Stated task →
The records that follow must be repeated verbatim, every one of them.

A run of records →
==============================

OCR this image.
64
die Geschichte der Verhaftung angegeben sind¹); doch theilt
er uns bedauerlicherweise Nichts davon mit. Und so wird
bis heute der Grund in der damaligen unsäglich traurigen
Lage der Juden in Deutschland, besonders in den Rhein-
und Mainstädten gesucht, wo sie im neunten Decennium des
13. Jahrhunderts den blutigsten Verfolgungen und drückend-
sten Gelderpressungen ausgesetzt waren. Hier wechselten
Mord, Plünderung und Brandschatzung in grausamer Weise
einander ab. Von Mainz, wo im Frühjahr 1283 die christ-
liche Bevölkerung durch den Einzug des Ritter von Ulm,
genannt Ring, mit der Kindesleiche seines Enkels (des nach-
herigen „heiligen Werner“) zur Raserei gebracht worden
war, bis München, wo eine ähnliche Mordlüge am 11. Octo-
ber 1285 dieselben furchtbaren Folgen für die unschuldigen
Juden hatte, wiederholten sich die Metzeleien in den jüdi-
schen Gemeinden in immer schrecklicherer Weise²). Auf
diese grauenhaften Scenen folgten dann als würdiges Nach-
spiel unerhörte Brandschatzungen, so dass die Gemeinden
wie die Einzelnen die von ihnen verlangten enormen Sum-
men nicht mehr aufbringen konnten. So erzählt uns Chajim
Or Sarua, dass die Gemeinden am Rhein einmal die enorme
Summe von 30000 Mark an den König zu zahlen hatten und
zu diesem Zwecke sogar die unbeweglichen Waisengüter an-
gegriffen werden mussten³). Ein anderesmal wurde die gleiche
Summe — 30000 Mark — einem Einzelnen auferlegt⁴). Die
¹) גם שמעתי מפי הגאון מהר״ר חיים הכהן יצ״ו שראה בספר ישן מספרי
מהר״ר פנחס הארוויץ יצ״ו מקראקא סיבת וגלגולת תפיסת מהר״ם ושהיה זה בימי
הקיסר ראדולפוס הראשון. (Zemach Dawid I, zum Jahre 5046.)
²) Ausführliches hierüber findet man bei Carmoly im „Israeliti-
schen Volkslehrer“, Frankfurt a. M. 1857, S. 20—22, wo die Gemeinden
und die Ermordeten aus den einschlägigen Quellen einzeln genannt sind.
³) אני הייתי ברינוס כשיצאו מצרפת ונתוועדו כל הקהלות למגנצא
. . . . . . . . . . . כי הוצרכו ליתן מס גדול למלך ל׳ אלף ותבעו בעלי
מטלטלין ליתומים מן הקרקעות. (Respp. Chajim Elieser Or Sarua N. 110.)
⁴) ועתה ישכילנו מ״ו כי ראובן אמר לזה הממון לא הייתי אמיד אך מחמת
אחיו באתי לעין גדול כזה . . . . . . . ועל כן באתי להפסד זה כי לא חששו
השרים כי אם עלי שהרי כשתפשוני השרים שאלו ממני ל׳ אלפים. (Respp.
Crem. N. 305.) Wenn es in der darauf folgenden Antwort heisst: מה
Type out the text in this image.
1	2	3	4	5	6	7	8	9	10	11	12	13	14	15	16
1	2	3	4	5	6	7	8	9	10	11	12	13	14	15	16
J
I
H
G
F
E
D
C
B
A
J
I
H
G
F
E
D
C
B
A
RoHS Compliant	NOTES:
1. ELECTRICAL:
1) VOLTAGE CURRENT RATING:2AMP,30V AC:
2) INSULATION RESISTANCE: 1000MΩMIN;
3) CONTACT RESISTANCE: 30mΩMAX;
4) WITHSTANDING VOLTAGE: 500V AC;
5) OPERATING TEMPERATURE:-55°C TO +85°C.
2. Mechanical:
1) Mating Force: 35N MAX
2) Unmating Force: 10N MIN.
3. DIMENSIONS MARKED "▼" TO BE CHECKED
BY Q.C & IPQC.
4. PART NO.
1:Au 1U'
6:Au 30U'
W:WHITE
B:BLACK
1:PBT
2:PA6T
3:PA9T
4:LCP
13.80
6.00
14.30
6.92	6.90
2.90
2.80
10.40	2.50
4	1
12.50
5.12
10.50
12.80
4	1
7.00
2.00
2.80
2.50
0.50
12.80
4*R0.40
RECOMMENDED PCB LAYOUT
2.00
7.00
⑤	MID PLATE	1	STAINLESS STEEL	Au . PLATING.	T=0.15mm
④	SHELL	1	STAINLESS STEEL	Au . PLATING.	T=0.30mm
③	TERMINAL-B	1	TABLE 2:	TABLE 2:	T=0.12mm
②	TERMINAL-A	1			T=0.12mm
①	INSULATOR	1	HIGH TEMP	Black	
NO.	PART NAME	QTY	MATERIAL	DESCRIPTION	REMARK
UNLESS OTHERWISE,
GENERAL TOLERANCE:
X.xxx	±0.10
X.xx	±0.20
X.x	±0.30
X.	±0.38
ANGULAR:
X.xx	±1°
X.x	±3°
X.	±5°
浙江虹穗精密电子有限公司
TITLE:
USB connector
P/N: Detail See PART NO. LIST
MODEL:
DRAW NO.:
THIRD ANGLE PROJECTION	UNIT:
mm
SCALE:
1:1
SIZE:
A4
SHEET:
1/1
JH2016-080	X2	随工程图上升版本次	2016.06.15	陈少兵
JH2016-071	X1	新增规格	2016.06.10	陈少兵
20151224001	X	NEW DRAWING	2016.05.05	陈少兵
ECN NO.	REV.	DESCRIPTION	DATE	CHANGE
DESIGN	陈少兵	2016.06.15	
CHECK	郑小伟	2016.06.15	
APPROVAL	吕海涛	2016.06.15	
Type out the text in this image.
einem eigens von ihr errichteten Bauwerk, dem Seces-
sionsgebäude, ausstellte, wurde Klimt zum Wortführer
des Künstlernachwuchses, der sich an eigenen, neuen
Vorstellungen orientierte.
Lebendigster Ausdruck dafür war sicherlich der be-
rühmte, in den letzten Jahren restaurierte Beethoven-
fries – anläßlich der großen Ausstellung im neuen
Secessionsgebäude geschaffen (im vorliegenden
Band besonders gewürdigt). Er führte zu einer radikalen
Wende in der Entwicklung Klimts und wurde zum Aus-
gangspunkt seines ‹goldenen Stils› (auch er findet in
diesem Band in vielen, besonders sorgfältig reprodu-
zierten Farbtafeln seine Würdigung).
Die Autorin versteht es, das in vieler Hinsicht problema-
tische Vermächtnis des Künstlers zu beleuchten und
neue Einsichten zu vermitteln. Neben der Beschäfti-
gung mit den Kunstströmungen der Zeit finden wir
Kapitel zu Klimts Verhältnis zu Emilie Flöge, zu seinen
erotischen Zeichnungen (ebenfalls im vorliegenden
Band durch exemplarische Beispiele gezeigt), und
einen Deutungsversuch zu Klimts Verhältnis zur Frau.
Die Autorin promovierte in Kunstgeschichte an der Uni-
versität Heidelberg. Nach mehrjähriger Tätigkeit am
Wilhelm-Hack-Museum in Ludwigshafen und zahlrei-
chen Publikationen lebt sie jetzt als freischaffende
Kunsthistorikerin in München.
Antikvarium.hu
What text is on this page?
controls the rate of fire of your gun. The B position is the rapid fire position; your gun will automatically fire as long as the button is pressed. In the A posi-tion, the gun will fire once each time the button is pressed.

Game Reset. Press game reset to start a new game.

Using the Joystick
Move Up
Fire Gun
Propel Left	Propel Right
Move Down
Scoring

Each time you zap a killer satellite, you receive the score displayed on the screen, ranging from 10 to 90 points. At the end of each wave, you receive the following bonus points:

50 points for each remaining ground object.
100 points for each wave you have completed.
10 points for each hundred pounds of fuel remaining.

==============================

Exercise answer →
OCR this image.
64
die Geschichte der Verhaftung angegeben sind¹); doch theilt
er uns bedauerlicherweise Nichts davon mit. Und so wird
bis heute der Grund in der damaligen unsäglich traurigen
Lage der Juden in Deutschland, besonders in den Rhein-
und Mainstädten gesucht, wo sie im neunten Decennium des
13. Jahrhunderts den blutigsten Verfolgungen und drückend-
sten Gelderpressungen ausgesetzt waren. Hier wechselten
Mord, Plünderung und Brandschatzung in grausamer Weise
einander ab. Von Mainz, wo im Frühjahr 1283 die christ-
liche Bevölkerung durch den Einzug des Ritter von Ulm,
genannt Ring, mit der Kindesleiche seines Enkels (des nach-
herigen „heiligen Werner“) zur Raserei gebracht worden
war, bis München, wo eine ähnliche Mordlüge am 11. Octo-
ber 1285 dieselben furchtbaren Folgen für die unschuldigen
Juden hatte, wiederholten sich die Metzeleien in den jüdi-
schen Gemeinden in immer schrecklicherer Weise²). Auf
diese grauenhaften Scenen folgten dann als würdiges Nach-
spiel unerhörte Brandschatzungen, so dass die Gemeinden
wie die Einzelnen die von ihnen verlangten enormen Sum-
men nicht mehr aufbringen konnten. So erzählt uns Chajim
Or Sarua, dass die Gemeinden am Rhein einmal die enorme
Summe von 30000 Mark an den König zu zahlen hatten und
zu diesem Zwecke sogar die unbeweglichen Waisengüter an-
gegriffen werden mussten³). Ein anderesmal wurde die gleiche
Summe — 30000 Mark — einem Einzelnen auferlegt⁴). Die
¹) גם שמעתי מפי הגאון מהר״ר חיים הכהן יצ״ו שראה בספר ישן מספרי
מהר״ר פנחס הארוויץ יצ״ו מקראקא סיבת וגלגולת תפיסת מהר״ם ושהיה זה בימי
הקיסר ראדולפוס הראשון. (Zemach Dawid I, zum Jahre 5046.)
²) Ausführliches hierüber findet man bei Carmoly im „Israeliti-
schen Volkslehrer“, Frankfurt a. M. 1857, S. 20—22, wo die Gemeinden
und die Ermordeten aus den einschlägigen Quellen einzeln genannt sind.
³) אני הייתי ברינוס כשיצאו מצרפת ונתוועדו כל הקהלות למגנצא
. . . . . . . . . . . כי הוצרכו ליתן מס גדול למלך ל׳ אלף ותבעו בעלי
מטלטלין ליתומים מן הקרקעות. (Respp. Chajim Elieser Or Sarua N. 110.)
⁴) ועתה ישכילנו מ״ו כי ראובן אמר לזה הממון לא הייתי אמיד אך מחמת
אחיו באתי לעין גדול כזה . . . . . . . ועל כן באתי להפסד זה כי לא חששו
השרים כי אם עלי שהרי כשתפשוני השרים שאלו ממני ל׳ אלפים. (Respp.
Crem. N. 305.) Wenn es in der darauf folgenden Antwort heisst: מה
Type out the text in this image.
1	2	3	4	5	6	7	8	9	10	11	12	13	14	15	16
1	2	3	4	5	6	7	8	9	10	11	12	13	14	15	16
J
I
H
G
F
E
D
C
B
A
J
I
H
G
F
E
D
C
B
A
RoHS Compliant	NOTES:
1. ELECTRICAL:
1) VOLTAGE CURRENT RATING:2AMP,30V AC:
2) INSULATION RESISTANCE: 1000MΩMIN;
3) CONTACT RESISTANCE: 30mΩMAX;
4) WITHSTANDING VOLTAGE: 500V AC;
5) OPERATING TEMPERATURE:-55°C TO +85°C.
2. Mechanical:
1) Mating Force: 35N MAX
2) Unmating Force: 10N MIN.
3. DIMENSIONS MARKED "▼" TO BE CHECKED
BY Q.C & IPQC.
4. PART NO.
1:Au 1U'
6:Au 30U'
W:WHITE
B:BLACK
1:PBT
2:PA6T
3:PA9T
4:LCP
13.80
6.00
14.30
6.92	6.90
2.90
2.80
10.40	2.50
4	1
12.50
5.12
10.50
12.80
4	1
7.00
2.00
2.80
2.50
0.50
12.80
4*R0.40
RECOMMENDED PCB LAYOUT
2.00
7.00
⑤	MID PLATE	1	STAINLESS STEEL	Au . PLATING.	T=0.15mm
④	SHELL	1	STAINLESS STEEL	Au . PLATING.	T=0.30mm
③	TERMINAL-B	1	TABLE 2:	TABLE 2:	T=0.12mm
②	TERMINAL-A	1			T=0.12mm
①	INSULATOR	1	HIGH TEMP	Black	
NO.	PART NAME	QTY	MATERIAL	DESCRIPTION	REMARK
UNLESS OTHERWISE,
GENERAL TOLERANCE:
X.xxx	±0.10
X.xx	±0.20
X.x	±0.30
X.	±0.38
ANGULAR:
X.xx	±1°
X.x	±3°
X.	±5°
浙江虹穗精密电子有限公司
TITLE:
USB connector
P/N: Detail See PART NO. LIST
MODEL:
DRAW NO.:
THIRD ANGLE PROJECTION	UNIT:
mm
SCALE:
1:1
SIZE:
A4
SHEET:
1/1
JH2016-080	X2	随工程图上升版本次	2016.06.15	陈少兵
JH2016-071	X1	新增规格	2016.06.10	陈少兵
20151224001	X	NEW DRAWING	2016.05.05	陈少兵
ECN NO.	REV.	DESCRIPTION	DATE	CHANGE
DESIGN	陈少兵	2016.06.15	
CHECK	郑小伟	2016.06.15	
APPROVAL	吕海涛	2016.06.15	
Type out the text in this image.
einem eigens von ihr errichteten Bauwerk, dem Seces-
sionsgebäude, ausstellte, wurde Klimt zum Wortführer
des Künstlernachwuchses, der sich an eigenen, neuen
Vorstellungen orientierte.
Lebendigster Ausdruck dafür war sicherlich der be-
rühmte, in den letzten Jahren restaurierte Beethoven-
fries – anläßlich der großen Ausstellung im neuen
Secessionsgebäude geschaffen (im vorliegenden
Band besonders gewürdigt). Er führte zu einer radikalen
Wende in der Entwicklung Klimts und wurde zum Aus-
gangspunkt seines ‹goldenen Stils› (auch er findet in
diesem Band in vielen, besonders sorgfältig reprodu-
zierten Farbtafeln seine Würdigung).
Die Autorin versteht es, das in vieler Hinsicht problema-
tische Vermächtnis des Künstlers zu beleuchten und
neue Einsichten zu vermitteln. Neben der Beschäfti-
gung mit den Kunstströmungen der Zeit finden wir
Kapitel zu Klimts Verhältnis zu Emilie Flöge, zu seinen
erotischen Zeichnungen (ebenfalls im vorliegenden
Band durch exemplarische Beispiele gezeigt), und
einen Deutungsversuch zu Klimts Verhältnis zur Frau.
Die Autorin promovierte in Kunstgeschichte an der Uni-
versität Heidelberg. Nach mehrjähriger Tätigkeit am
Wilhelm-Hack-Museum in Ludwigshafen und zahlrei-
chen Publikationen lebt sie jetzt als freischaffende
Kunsthistorikerin in München.
Antikvarium.hu
What text is on this page?
controls the rate of fire of your gun. The B position is the rapid fire position; your gun will automatically fire as long as the button is pressed. In the A posi-tion, the gun will fire once each time the button is pressed.

Game Reset. Press game reset to start a new game.

Using the Joystick
Move Up
Fire Gun
Propel Left	Propel Right
Move Down
Scoring

Each time you zap a killer satellite, you receive the score displayed on the screen, ranging from 10 to 90 points. At the end of each wave, you receive the following bonus points:

50 points for each remaining ground object.
100 points for each wave you have completed.
10 points for each hundred pounds of fuel remaining.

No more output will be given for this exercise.